Short task
Tally the lines of the listing that contain the string "Первый". Give the number and nothing else.

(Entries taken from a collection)
################
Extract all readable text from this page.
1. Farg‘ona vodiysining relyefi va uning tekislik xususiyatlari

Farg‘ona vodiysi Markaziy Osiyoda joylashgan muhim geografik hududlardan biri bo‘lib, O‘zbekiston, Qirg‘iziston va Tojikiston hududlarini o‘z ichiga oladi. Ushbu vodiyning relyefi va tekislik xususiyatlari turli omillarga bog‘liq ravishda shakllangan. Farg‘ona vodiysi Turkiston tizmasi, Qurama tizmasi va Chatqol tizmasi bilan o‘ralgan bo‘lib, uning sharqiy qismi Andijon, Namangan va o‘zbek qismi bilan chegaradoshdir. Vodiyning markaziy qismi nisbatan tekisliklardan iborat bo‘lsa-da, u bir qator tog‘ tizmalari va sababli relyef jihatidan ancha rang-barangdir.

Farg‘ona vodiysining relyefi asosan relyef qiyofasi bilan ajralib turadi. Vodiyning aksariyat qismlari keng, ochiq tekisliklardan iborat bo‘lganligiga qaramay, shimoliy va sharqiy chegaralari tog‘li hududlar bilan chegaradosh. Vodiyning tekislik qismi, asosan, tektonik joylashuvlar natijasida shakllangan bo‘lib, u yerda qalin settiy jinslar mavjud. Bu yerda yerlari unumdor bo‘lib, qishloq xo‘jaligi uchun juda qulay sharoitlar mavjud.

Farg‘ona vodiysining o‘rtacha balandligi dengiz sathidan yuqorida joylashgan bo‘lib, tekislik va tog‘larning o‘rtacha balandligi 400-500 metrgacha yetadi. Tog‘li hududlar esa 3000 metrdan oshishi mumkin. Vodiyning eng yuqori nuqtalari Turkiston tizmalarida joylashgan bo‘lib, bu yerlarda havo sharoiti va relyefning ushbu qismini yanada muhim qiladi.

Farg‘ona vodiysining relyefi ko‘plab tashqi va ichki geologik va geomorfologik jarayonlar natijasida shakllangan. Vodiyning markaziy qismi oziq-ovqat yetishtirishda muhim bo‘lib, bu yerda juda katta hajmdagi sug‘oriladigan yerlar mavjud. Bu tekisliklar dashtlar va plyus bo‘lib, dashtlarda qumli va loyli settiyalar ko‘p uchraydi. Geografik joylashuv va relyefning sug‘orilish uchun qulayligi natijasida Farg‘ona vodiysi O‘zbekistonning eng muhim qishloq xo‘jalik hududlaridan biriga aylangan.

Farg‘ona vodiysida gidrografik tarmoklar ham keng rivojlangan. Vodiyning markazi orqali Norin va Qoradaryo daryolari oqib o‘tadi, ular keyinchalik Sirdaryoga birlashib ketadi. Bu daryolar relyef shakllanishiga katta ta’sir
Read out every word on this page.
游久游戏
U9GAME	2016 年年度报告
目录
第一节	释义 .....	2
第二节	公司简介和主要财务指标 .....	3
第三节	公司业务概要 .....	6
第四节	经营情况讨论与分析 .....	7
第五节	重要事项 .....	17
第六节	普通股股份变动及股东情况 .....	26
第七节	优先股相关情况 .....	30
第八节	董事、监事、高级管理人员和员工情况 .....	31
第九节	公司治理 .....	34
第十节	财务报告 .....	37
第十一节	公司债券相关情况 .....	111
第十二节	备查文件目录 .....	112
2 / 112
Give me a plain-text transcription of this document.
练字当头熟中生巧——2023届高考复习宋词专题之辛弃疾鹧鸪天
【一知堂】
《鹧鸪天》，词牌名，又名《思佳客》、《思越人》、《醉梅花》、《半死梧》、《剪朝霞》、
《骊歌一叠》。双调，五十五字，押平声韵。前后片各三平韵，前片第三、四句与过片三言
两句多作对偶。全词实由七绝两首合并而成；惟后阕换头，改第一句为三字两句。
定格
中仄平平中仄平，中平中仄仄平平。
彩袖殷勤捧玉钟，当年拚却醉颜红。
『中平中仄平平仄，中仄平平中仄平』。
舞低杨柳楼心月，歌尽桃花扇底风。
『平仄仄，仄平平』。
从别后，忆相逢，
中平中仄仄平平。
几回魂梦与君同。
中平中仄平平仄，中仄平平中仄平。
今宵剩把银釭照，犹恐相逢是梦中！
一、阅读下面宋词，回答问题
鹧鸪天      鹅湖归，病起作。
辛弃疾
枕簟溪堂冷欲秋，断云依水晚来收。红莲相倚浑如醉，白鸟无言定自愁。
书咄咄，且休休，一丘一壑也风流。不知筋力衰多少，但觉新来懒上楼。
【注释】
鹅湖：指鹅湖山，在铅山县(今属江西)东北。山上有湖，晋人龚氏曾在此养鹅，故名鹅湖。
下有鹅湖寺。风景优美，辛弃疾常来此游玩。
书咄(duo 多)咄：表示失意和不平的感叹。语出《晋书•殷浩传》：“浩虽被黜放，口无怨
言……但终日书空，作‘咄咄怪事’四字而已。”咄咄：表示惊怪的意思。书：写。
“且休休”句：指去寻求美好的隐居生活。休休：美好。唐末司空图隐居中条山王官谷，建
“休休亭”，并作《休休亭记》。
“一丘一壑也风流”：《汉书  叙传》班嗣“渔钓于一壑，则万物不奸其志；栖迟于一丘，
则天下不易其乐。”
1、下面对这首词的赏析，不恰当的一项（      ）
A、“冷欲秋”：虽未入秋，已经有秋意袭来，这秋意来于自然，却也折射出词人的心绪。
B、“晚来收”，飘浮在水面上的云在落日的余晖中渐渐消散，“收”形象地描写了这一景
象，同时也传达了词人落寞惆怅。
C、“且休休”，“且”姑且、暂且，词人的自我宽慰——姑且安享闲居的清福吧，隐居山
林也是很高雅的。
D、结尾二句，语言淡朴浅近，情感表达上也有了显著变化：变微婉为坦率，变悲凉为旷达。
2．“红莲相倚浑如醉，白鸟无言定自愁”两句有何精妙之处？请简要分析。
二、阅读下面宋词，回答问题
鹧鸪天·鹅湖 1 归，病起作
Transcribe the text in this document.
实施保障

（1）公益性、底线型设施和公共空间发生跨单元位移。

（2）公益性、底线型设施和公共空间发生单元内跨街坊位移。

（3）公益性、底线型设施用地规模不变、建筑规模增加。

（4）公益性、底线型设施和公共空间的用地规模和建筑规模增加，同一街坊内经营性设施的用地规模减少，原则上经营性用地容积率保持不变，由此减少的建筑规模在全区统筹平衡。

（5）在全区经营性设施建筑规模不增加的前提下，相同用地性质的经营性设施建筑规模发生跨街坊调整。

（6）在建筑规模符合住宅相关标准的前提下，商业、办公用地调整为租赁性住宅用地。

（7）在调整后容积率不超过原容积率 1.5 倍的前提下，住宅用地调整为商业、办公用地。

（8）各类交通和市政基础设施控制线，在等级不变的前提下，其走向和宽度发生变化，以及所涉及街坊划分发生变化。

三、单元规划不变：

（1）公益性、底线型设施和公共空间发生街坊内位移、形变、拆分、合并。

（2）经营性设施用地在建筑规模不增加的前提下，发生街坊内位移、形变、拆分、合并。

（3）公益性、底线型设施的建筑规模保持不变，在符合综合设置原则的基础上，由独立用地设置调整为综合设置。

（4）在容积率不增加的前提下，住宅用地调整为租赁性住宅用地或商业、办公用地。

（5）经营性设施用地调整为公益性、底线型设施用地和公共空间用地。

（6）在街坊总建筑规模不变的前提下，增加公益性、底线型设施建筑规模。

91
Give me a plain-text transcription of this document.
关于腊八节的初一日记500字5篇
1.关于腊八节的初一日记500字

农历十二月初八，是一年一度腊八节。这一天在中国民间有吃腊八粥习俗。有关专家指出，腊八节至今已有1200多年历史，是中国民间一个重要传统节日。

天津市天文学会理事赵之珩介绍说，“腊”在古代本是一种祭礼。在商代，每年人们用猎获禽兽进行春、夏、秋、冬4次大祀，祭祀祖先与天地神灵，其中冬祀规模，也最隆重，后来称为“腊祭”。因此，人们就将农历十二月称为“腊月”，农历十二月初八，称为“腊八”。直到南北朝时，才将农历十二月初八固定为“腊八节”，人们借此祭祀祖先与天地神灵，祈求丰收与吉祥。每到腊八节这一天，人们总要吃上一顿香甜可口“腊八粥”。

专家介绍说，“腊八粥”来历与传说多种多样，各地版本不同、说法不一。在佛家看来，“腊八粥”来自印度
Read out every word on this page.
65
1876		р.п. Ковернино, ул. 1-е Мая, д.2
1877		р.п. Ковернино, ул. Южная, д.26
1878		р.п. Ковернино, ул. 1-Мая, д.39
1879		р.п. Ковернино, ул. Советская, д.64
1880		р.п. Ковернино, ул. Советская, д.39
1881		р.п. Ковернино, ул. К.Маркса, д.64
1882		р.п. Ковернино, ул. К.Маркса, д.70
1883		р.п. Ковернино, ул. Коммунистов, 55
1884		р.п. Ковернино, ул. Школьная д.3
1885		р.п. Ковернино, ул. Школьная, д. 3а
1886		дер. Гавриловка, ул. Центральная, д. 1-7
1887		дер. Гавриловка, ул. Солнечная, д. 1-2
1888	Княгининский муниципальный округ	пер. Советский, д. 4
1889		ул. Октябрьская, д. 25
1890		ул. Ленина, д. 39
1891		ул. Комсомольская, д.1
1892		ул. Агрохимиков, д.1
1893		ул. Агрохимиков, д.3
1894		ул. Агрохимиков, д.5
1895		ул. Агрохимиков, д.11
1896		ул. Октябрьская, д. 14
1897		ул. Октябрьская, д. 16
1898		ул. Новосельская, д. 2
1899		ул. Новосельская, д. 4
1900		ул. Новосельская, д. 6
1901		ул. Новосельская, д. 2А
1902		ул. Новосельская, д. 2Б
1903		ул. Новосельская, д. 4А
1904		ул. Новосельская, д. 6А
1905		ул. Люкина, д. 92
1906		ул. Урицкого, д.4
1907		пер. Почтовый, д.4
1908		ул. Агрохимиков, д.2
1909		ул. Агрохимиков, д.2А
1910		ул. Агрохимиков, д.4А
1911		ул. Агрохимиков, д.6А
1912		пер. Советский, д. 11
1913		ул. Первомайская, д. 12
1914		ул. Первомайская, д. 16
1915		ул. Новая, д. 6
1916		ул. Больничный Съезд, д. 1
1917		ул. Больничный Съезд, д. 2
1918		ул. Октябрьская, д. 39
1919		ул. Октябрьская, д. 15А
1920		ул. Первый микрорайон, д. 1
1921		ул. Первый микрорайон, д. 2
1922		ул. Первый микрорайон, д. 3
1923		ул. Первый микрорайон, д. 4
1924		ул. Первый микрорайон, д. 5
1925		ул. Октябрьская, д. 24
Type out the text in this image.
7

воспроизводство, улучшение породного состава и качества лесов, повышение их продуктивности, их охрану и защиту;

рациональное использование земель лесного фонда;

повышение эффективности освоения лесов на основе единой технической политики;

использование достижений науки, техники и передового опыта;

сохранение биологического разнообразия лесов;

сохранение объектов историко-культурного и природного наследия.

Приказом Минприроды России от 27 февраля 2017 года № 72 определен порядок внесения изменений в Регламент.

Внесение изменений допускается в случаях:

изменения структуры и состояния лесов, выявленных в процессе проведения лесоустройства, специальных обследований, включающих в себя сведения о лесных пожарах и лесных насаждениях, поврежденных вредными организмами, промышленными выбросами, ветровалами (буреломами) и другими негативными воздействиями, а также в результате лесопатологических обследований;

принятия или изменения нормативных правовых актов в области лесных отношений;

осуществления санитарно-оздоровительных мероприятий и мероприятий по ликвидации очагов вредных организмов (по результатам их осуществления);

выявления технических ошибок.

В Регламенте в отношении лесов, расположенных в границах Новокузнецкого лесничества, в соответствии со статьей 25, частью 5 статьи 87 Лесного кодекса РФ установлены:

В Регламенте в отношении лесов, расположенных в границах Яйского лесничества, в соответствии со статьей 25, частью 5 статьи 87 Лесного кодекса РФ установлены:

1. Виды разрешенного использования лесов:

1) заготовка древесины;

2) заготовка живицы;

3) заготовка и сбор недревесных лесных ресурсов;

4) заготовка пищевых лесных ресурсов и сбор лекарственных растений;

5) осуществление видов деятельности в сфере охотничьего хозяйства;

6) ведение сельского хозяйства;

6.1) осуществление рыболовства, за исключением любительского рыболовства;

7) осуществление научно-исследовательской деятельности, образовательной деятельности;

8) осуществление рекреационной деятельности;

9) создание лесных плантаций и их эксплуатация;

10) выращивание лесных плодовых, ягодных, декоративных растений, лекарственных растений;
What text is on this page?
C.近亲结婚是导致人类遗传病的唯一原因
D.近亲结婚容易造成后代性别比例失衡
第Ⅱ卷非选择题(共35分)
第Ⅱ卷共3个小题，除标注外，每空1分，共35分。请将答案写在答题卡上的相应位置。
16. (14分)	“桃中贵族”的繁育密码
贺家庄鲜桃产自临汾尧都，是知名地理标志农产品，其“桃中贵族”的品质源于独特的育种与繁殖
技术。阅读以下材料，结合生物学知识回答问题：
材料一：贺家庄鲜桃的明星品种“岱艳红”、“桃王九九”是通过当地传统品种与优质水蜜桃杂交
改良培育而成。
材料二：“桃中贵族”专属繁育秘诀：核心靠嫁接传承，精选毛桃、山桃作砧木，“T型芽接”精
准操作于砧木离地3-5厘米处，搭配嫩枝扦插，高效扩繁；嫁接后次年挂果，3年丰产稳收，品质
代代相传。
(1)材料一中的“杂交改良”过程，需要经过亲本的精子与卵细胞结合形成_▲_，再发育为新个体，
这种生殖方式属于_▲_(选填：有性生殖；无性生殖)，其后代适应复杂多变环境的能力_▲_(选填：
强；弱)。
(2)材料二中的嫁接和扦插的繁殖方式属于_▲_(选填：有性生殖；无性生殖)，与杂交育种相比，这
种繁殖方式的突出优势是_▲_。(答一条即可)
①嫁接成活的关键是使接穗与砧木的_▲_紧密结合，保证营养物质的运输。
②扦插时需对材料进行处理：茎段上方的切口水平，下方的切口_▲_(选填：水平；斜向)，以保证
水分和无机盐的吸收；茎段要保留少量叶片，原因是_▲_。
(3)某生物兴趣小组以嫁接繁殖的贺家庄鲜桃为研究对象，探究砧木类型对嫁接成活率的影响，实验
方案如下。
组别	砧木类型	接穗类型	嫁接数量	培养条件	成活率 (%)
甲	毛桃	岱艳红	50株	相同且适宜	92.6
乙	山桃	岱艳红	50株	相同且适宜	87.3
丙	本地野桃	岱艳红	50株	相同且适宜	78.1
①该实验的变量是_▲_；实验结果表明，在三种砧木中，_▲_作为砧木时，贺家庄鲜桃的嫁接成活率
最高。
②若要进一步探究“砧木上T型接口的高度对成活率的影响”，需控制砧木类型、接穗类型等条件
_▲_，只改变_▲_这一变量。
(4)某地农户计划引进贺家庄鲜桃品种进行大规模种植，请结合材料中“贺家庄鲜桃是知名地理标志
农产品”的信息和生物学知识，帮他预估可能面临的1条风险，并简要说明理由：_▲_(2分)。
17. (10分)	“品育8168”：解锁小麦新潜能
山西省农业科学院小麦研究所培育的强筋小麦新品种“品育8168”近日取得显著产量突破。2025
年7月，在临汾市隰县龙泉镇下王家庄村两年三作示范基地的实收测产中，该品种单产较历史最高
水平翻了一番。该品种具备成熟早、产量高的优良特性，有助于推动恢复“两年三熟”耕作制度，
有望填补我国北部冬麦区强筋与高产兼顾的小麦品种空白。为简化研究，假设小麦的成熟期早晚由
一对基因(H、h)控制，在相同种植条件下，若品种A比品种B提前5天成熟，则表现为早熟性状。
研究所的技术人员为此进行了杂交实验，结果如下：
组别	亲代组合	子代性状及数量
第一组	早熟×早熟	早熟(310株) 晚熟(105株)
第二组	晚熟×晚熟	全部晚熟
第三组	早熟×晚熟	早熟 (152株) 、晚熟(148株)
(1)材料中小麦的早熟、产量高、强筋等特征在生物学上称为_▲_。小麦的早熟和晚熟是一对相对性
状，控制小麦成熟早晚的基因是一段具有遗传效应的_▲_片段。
################
Answer to this task
5